■ Data for the task:

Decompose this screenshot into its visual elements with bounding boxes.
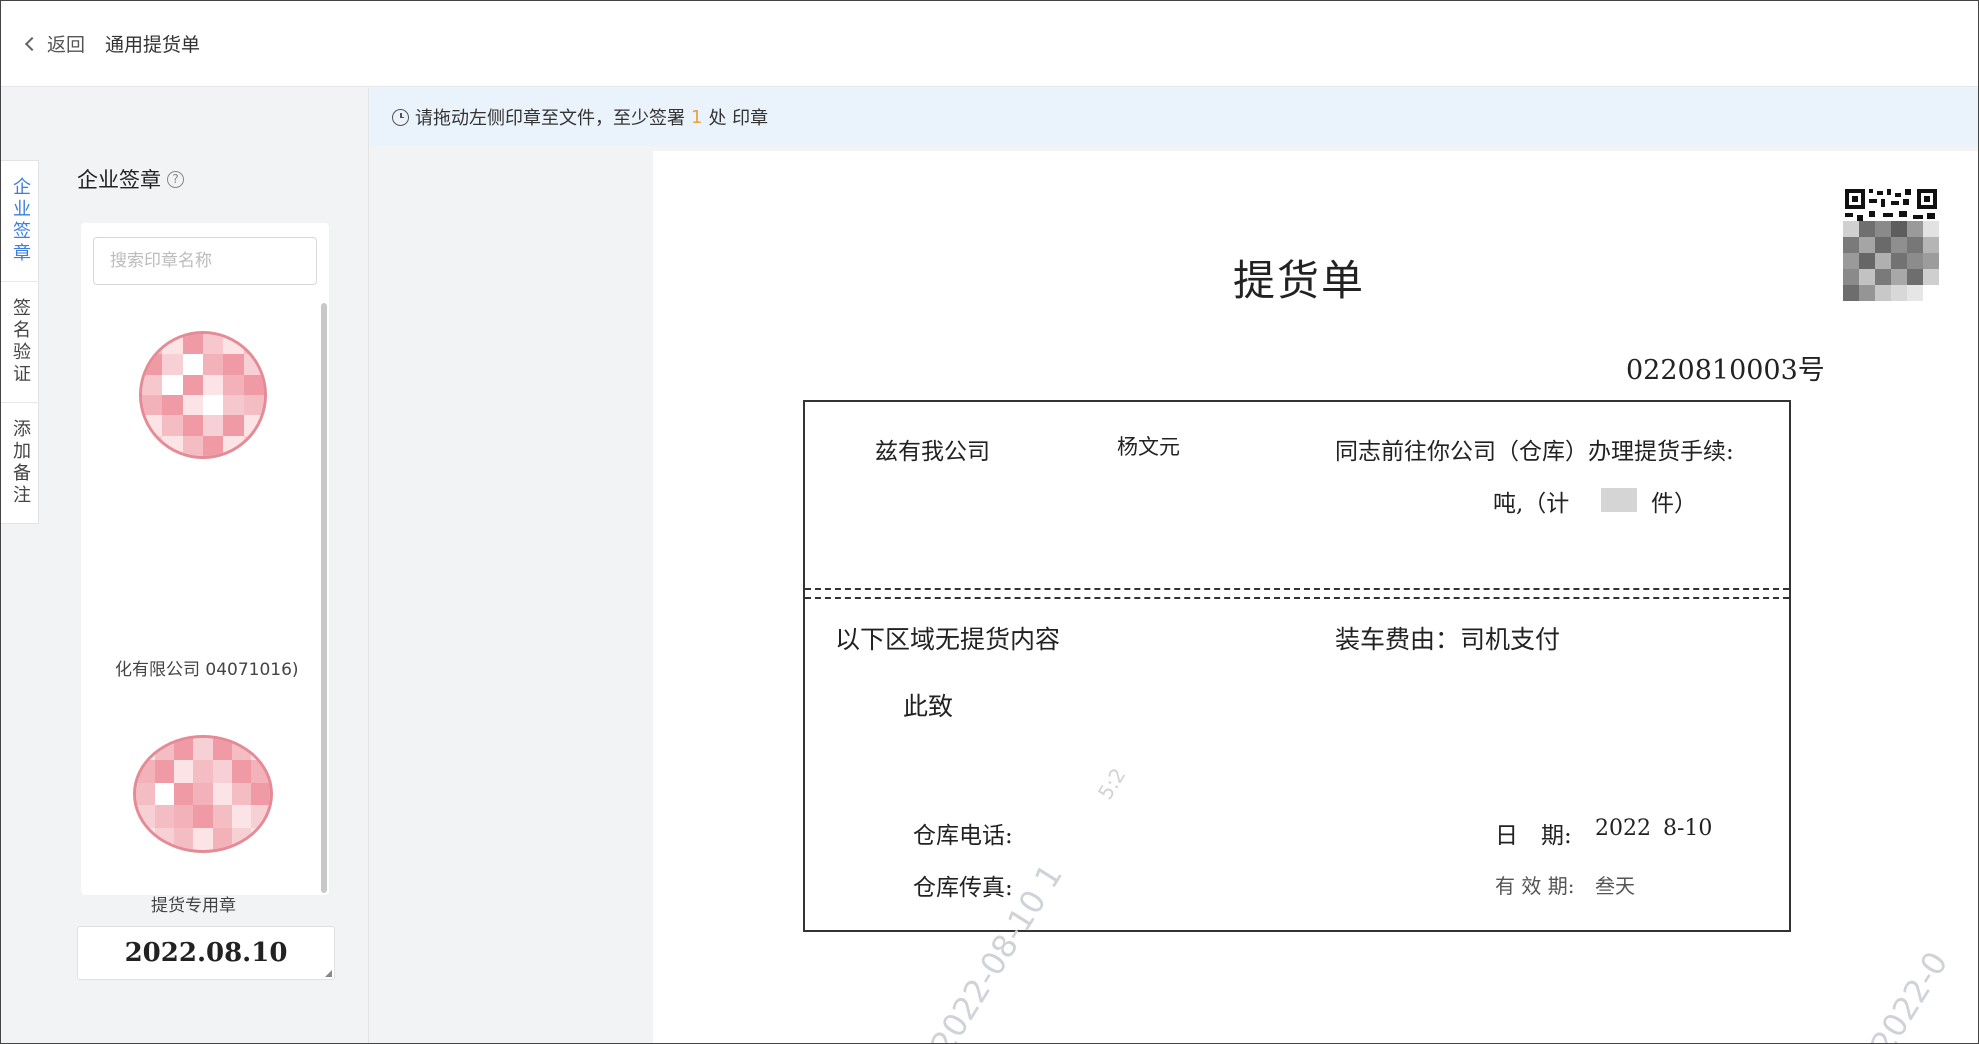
valid-period-label: 有 效 期: — [1495, 874, 1575, 898]
document-page[interactable]: 提货单 0220810003号 兹有我公司 杨文元 同志前往你公司（仓库）办理提… — [653, 151, 1978, 1044]
seal-item[interactable] — [133, 735, 273, 853]
vertical-tab-bar: 企业签章 签名验证 添加备注 — [1, 160, 39, 524]
tab-signature-verify[interactable]: 签名验证 — [1, 282, 39, 403]
resize-grip-icon[interactable] — [325, 970, 332, 977]
notice-suffix: 处 印章 — [708, 108, 769, 129]
qr-code-icon — [1843, 187, 1939, 301]
tab-enterprise-seal[interactable]: 企业签章 — [1, 161, 39, 282]
tab-add-note[interactable]: 添加备注 — [1, 403, 39, 523]
warehouse-phone-label: 仓库电话: — [913, 823, 1013, 849]
date-stamp[interactable]: 2022.08.10 — [77, 926, 335, 980]
left-sidebar: 企业签章 签名验证 添加备注 企业签章 ? 搜索印章名称 化有限公司 04071… — [1, 88, 369, 1043]
top-header: 返回 通用提货单 — [1, 1, 1978, 87]
dashed-divider — [805, 588, 1789, 590]
warehouse-fax-label: 仓库传真: — [913, 875, 1013, 901]
date-label: 日 期: — [1495, 823, 1572, 849]
closing-text: 此致 — [903, 692, 954, 721]
seal-list-scrollbar[interactable] — [321, 303, 327, 893]
line1-right: 同志前往你公司（仓库）办理提货手续: — [1335, 439, 1734, 465]
dashed-divider — [805, 597, 1789, 599]
watermark-text: 2022-0 — [1863, 944, 1956, 1044]
chevron-left-icon — [24, 36, 40, 52]
no-content-note: 以下区域无提货内容 — [835, 625, 1061, 654]
seal-panel-title: 企业签章 ? — [77, 164, 184, 194]
seal-item[interactable] — [139, 331, 267, 459]
redacted-quantity — [1601, 488, 1637, 512]
seal-caption: 提货专用章 — [151, 896, 236, 916]
back-label: 返回 — [47, 34, 86, 56]
seal-image — [139, 331, 267, 459]
seal-mosaic — [142, 334, 264, 456]
seal-image — [133, 735, 273, 853]
help-icon[interactable]: ? — [167, 170, 184, 188]
loading-fee: 装车费由：司机支付 — [1335, 625, 1561, 654]
notice-prefix: 请拖动左侧印章至文件，至少签署 — [415, 108, 685, 129]
driver-name: 杨文元 — [1117, 435, 1180, 459]
valid-period-value: 叁天 — [1595, 874, 1635, 898]
notice-count: 1 — [691, 106, 703, 128]
date-value: 2022 — [1595, 816, 1651, 841]
line2-dun: 吨,（计 — [1493, 491, 1570, 517]
seal-list-panel: 化有限公司 04071016) 提货专用章 — [81, 223, 329, 916]
document-form-box: 兹有我公司 杨文元 同志前往你公司（仓库）办理提货手续: 吨,（计 件） 以下区… — [803, 400, 1791, 932]
clock-icon — [392, 108, 409, 126]
line1-left: 兹有我公司 — [875, 439, 990, 465]
document-number: 0220810003号 — [1626, 355, 1825, 386]
seal-mosaic — [136, 738, 270, 850]
back-button[interactable]: 返回 — [24, 30, 86, 57]
notice-bar: 请拖动左侧印章至文件，至少签署 1 处 印章 — [370, 88, 1978, 146]
seal-caption: 化有限公司 04071016) — [115, 660, 299, 680]
seal-search-input[interactable] — [93, 237, 317, 285]
line2-jian: 件） — [1651, 491, 1697, 517]
date-value-tail: 8-10 — [1663, 816, 1713, 841]
document-title: 提货单 — [1233, 256, 1366, 305]
page-title: 通用提货单 — [105, 34, 201, 56]
app-frame: 返回 通用提货单 企业签章 签名验证 添加备注 企业签章 ? 搜索印章名称 化有… — [0, 0, 1979, 1044]
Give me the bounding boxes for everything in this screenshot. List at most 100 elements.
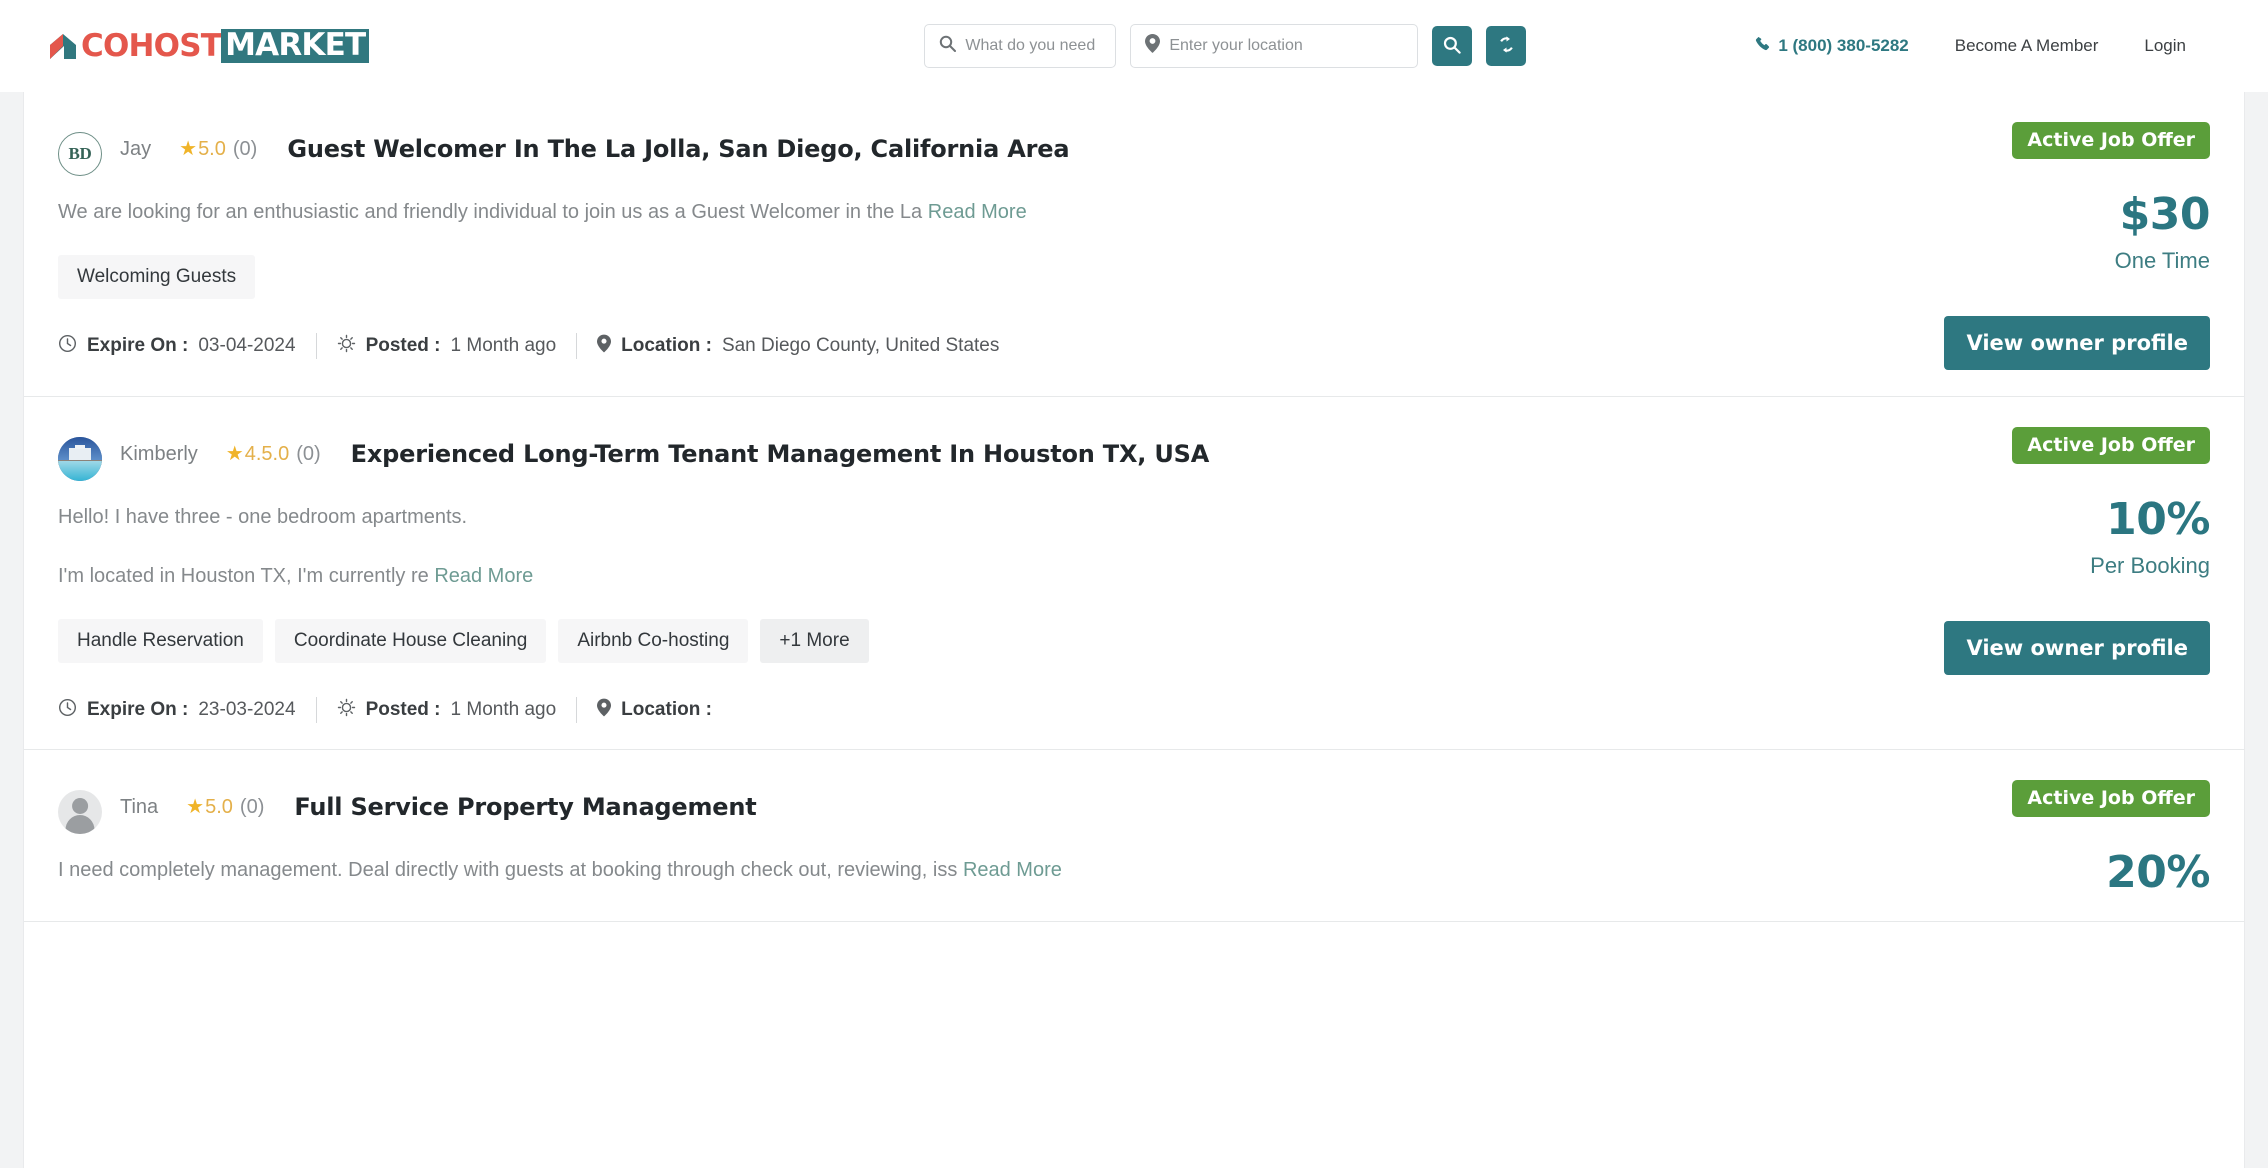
posted-value: 1 Month ago	[450, 699, 557, 720]
job-title[interactable]: Full Service Property Management	[294, 792, 756, 823]
status-badge: Active Job Offer	[2012, 780, 2210, 817]
search-input[interactable]	[965, 37, 1102, 55]
expire-on-value: 23-03-2024	[198, 699, 296, 720]
meta-separator	[315, 333, 317, 359]
posted-label: Posted :	[365, 699, 441, 720]
job-tags: Handle Reservation Coordinate House Clea…	[58, 619, 1924, 663]
status-badge: Active Job Offer	[2012, 427, 2210, 464]
job-description: We are looking for an enthusiastic and f…	[58, 198, 1924, 227]
owner-name: Jay	[120, 137, 152, 160]
job-description: I'm located in Houston TX, I'm currently…	[58, 562, 1924, 591]
job-tag[interactable]: Airbnb Co-hosting	[558, 619, 749, 663]
refresh-icon	[1497, 35, 1516, 57]
login-link[interactable]: Login	[2144, 36, 2186, 56]
view-owner-profile-button[interactable]: View owner profile	[1944, 621, 2210, 675]
clock-icon	[58, 698, 77, 723]
review-count: (0)	[296, 442, 321, 465]
clock-icon	[58, 334, 77, 359]
posted-label: Posted :	[365, 335, 441, 356]
posted-value: 1 Month ago	[450, 335, 557, 356]
meta-separator	[576, 333, 578, 359]
price-unit: Per Booking	[2090, 553, 2210, 578]
rating-value: 4.5.0	[244, 442, 290, 465]
owner-name: Tina	[120, 795, 159, 818]
read-more-link[interactable]: Read More	[928, 201, 1027, 223]
brand-logo[interactable]: COHOST MARKET	[46, 27, 370, 64]
job-card[interactable]: Tina ★ 5.0 (0) Full Service Property Man…	[24, 750, 2244, 922]
map-pin-icon	[1145, 34, 1161, 58]
expire-on-meta: Expire On : 03-04-2024	[58, 334, 296, 359]
view-owner-profile-button[interactable]: View owner profile	[1944, 316, 2210, 370]
location-input[interactable]	[1169, 37, 1404, 55]
job-tags: Welcoming Guests	[58, 255, 1924, 299]
read-more-link[interactable]: Read More	[963, 859, 1062, 881]
job-title[interactable]: Guest Welcomer In The La Jolla, San Dieg…	[287, 134, 1069, 165]
job-card-header: Kimberly ★ 4.5.0 (0) Experienced Long-Te…	[58, 427, 1924, 481]
avatar[interactable]: BD	[58, 132, 102, 176]
expire-on-label: Expire On :	[87, 335, 189, 356]
site-header: COHOST MARKET What do you need ? Enter y…	[0, 0, 2268, 92]
rating: ★ 4.5.0 (0)	[226, 443, 321, 466]
star-icon: ★	[186, 796, 205, 818]
rating-value: 5.0	[205, 795, 233, 818]
posted-meta: Posted : 1 Month ago	[337, 334, 557, 359]
job-card-side: Active Job Offer 10% Per Booking View ow…	[1944, 427, 2210, 723]
status-badge: Active Job Offer	[2012, 122, 2210, 159]
price-amount: 20%	[2106, 847, 2210, 898]
gear-icon	[337, 698, 356, 723]
job-tag[interactable]: Welcoming Guests	[58, 255, 256, 299]
job-meta: Expire On : 23-03-2024 Posted : 1 Month …	[58, 697, 1924, 723]
job-card[interactable]: BD Jay ★ 5.0 (0) Guest Welcomer In The L…	[24, 92, 2244, 397]
location-field-wrapper[interactable]	[1130, 24, 1419, 68]
become-a-member-link[interactable]: Become A Member	[1955, 36, 2099, 56]
avatar[interactable]	[58, 437, 102, 481]
phone-link[interactable]: 1 (800) 380-5282	[1755, 36, 1909, 57]
reset-search-button[interactable]	[1486, 26, 1527, 66]
price-amount: $30	[2119, 189, 2211, 240]
job-tag-more[interactable]: +1 More	[760, 619, 869, 663]
rating: ★ 5.0 (0)	[179, 138, 257, 161]
location-label: Location :	[621, 335, 712, 356]
home-arrow-icon	[46, 32, 80, 60]
review-count: (0)	[232, 137, 258, 160]
job-meta: Expire On : 03-04-2024 Posted : 1 Month …	[58, 333, 1924, 359]
job-card-header: Tina ★ 5.0 (0) Full Service Property Man…	[58, 780, 1940, 834]
avatar-initials: BD	[68, 144, 92, 163]
job-title[interactable]: Experienced Long-Term Tenant Management …	[351, 439, 1210, 470]
job-card[interactable]: Kimberly ★ 4.5.0 (0) Experienced Long-Te…	[24, 397, 2244, 750]
meta-separator	[576, 697, 578, 723]
owner-name: Kimberly	[120, 442, 198, 465]
price-amount: 10%	[2106, 494, 2210, 545]
header-search-group	[924, 24, 1527, 68]
job-tag[interactable]: Handle Reservation	[58, 619, 263, 663]
map-pin-icon	[597, 698, 612, 723]
brand-word-cohost: COHOST	[81, 27, 222, 64]
expire-on-meta: Expire On : 23-03-2024	[58, 698, 296, 723]
phone-number: 1 (800) 380-5282	[1778, 36, 1909, 55]
location-value: San Diego County, United States	[721, 335, 1000, 356]
avatar[interactable]	[58, 790, 102, 834]
job-card-main: Tina ★ 5.0 (0) Full Service Property Man…	[58, 780, 1960, 895]
job-description: Hello! I have three - one bedroom apartm…	[58, 503, 1924, 532]
read-more-link[interactable]: Read More	[434, 565, 533, 587]
job-tag[interactable]: Coordinate House Cleaning	[274, 619, 547, 663]
job-card-side: Active Job Offer 20%	[1960, 780, 2210, 895]
location-meta: Location :	[597, 698, 722, 723]
job-description-text: I need completely management. Deal direc…	[58, 859, 958, 881]
search-icon	[939, 35, 957, 57]
job-description-text: We are looking for an enthusiastic and f…	[58, 201, 923, 223]
job-description: I need completely management. Deal direc…	[58, 856, 1940, 885]
header-nav: 1 (800) 380-5282 Become A Member Login	[1755, 36, 2232, 57]
phone-icon	[1755, 36, 1771, 57]
rating-value: 5.0	[198, 137, 226, 160]
expire-on-label: Expire On :	[87, 699, 189, 720]
meta-separator	[315, 697, 317, 723]
job-listings-panel: BD Jay ★ 5.0 (0) Guest Welcomer In The L…	[23, 92, 2245, 1168]
job-card-header: BD Jay ★ 5.0 (0) Guest Welcomer In The L…	[58, 122, 1924, 176]
job-description-text: Hello! I have three - one bedroom apartm…	[58, 506, 468, 528]
brand-word-market: MARKET	[221, 29, 370, 63]
posted-meta: Posted : 1 Month ago	[337, 698, 557, 723]
search-submit-button[interactable]	[1432, 26, 1473, 66]
job-description-text: I'm located in Houston TX, I'm currently…	[58, 565, 429, 587]
need-field-wrapper[interactable]	[924, 24, 1117, 68]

■ Aim: Please reproduce the rows that run from the one containing "valid-period-label: 有 效" through the one containing "line2-dun: 吨,（计 — [1493, 491, 1570, 517]", with both of those rows included.

■ Final result:
valid-period-label: 有 效 期: — [1495, 874, 1575, 898]
document-page[interactable]: 提货单 0220810003号 兹有我公司 杨文元 同志前往你公司（仓库）办理提… — [653, 151, 1978, 1044]
seal-item[interactable] — [133, 735, 273, 853]
vertical-tab-bar: 企业签章 签名验证 添加备注 — [1, 160, 39, 524]
tab-signature-verify[interactable]: 签名验证 — [1, 282, 39, 403]
resize-grip-icon[interactable] — [325, 970, 332, 977]
notice-suffix: 处 印章 — [708, 108, 769, 129]
qr-code-icon — [1843, 187, 1939, 301]
tab-enterprise-seal[interactable]: 企业签章 — [1, 161, 39, 282]
tab-add-note[interactable]: 添加备注 — [1, 403, 39, 523]
warehouse-phone-label: 仓库电话: — [913, 823, 1013, 849]
date-stamp[interactable]: 2022.08.10 — [77, 926, 335, 980]
left-sidebar: 企业签章 签名验证 添加备注 企业签章 ? 搜索印章名称 化有限公司 04071… — [1, 88, 369, 1043]
top-header: 返回 通用提货单 — [1, 1, 1978, 87]
dashed-divider — [805, 588, 1789, 590]
warehouse-fax-label: 仓库传真: — [913, 875, 1013, 901]
date-label: 日 期: — [1495, 823, 1572, 849]
closing-text: 此致 — [903, 692, 954, 721]
seal-list-scrollbar[interactable] — [321, 303, 327, 893]
line1-right: 同志前往你公司（仓库）办理提货手续: — [1335, 439, 1734, 465]
dashed-divider — [805, 597, 1789, 599]
watermark-text: 2022-0 — [1863, 944, 1956, 1044]
chevron-left-icon — [24, 36, 40, 52]
no-content-note: 以下区域无提货内容 — [835, 625, 1061, 654]
seal-panel-title: 企业签章 ? — [77, 164, 184, 194]
seal-item[interactable] — [139, 331, 267, 459]
redacted-quantity — [1601, 488, 1637, 512]
seal-caption: 提货专用章 — [151, 896, 236, 916]
back-label: 返回 — [47, 34, 86, 56]
seal-image — [139, 331, 267, 459]
seal-mosaic — [142, 334, 264, 456]
seal-image — [133, 735, 273, 853]
help-icon[interactable]: ? — [167, 170, 184, 188]
loading-fee: 装车费由：司机支付 — [1335, 625, 1561, 654]
notice-prefix: 请拖动左侧印章至文件，至少签署 — [415, 108, 685, 129]
driver-name: 杨文元 — [1117, 435, 1180, 459]
valid-period-value: 叁天 — [1595, 874, 1635, 898]
notice-count: 1 — [691, 106, 703, 128]
date-value: 2022 — [1595, 816, 1651, 841]
line2-dun: 吨,（计 — [1493, 491, 1570, 517]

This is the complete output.